◆ What you need to do:
Every entry must be duplicated precisely as written.

-- Dataset excerpts start --

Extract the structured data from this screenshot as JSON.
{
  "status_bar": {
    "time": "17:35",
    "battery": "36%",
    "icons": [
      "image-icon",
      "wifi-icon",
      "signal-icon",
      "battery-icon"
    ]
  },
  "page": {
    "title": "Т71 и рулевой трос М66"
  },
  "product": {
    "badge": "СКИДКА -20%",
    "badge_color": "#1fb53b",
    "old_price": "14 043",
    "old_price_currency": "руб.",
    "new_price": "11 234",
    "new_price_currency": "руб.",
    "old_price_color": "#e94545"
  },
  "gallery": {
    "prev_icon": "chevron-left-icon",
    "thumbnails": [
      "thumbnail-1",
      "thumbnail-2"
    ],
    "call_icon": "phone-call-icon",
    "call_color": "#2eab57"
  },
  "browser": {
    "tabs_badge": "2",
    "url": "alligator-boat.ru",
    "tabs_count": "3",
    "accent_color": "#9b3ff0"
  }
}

-- Dataset excerpts end --

◆ Exercise response:
Extract the structured data from this screenshot as JSON.
{
  "status_bar": {
    "time": "17:35",
    "battery": "36%",
    "icons": [
      "image-icon",
      "wifi-icon",
      "signal-icon",
      "battery-icon"
    ]
  },
  "page": {
    "title": "Т71 и рулевой трос М66"
  },
  "product": {
    "badge": "СКИДКА -20%",
    "badge_color": "#1fb53b",
    "old_price": "14 043",
    "old_price_currency": "руб.",
    "new_price": "11 234",
    "new_price_currency": "руб.",
    "old_price_color": "#e94545"
  },
  "gallery": {
    "prev_icon": "chevron-left-icon",
    "thumbnails": [
      "thumbnail-1",
      "thumbnail-2"
    ],
    "call_icon": "phone-call-icon",
    "call_color": "#2eab57"
  },
  "browser": {
    "tabs_badge": "2",
    "url": "alligator-boat.ru",
    "tabs_count": "3",
    "accent_color": "#9b3ff0"
  }
}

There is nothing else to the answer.